> **Data to process**
╔══

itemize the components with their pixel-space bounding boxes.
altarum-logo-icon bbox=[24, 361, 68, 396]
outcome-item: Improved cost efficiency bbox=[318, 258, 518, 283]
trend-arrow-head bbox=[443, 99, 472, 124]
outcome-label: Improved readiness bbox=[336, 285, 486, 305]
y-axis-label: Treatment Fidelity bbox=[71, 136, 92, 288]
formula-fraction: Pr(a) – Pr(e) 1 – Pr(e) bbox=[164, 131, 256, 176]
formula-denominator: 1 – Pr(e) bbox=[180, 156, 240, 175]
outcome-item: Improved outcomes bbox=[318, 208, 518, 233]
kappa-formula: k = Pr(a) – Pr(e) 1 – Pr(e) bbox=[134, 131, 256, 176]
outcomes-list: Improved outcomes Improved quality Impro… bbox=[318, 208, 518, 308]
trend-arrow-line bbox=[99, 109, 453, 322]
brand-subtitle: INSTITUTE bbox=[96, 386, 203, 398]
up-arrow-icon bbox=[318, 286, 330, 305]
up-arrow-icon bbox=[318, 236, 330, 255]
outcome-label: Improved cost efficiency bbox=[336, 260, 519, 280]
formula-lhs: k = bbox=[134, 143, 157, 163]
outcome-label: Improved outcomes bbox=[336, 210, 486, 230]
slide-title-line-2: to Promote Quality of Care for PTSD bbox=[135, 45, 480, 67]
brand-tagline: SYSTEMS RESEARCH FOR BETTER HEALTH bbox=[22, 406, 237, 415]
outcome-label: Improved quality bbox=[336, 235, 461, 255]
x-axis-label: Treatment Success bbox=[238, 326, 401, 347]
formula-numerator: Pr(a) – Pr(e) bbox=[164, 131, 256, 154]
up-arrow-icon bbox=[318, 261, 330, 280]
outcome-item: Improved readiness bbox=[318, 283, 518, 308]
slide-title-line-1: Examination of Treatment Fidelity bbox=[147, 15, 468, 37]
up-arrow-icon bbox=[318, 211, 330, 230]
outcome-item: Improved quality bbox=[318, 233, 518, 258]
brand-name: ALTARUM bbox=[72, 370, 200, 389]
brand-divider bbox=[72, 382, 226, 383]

╚══

> **To do**
Take the lines from the start of the entries through the line that contains "kappa-formula: k = Pr(a)", both included, and substitute "result-item" for every "outcome-item". Leave everything else unchanged.

> **Answer below**
itemize the components with their pixel-space bounding boxes.
altarum-logo-icon bbox=[24, 361, 68, 396]
result-item: Improved cost efficiency bbox=[318, 258, 518, 283]
trend-arrow-head bbox=[443, 99, 472, 124]
outcome-label: Improved readiness bbox=[336, 285, 486, 305]
y-axis-label: Treatment Fidelity bbox=[71, 136, 92, 288]
formula-fraction: Pr(a) – Pr(e) 1 – Pr(e) bbox=[164, 131, 256, 176]
formula-denominator: 1 – Pr(e) bbox=[180, 156, 240, 175]
result-item: Improved outcomes bbox=[318, 208, 518, 233]
kappa-formula: k = Pr(a) – Pr(e) 1 – Pr(e) bbox=[134, 131, 256, 176]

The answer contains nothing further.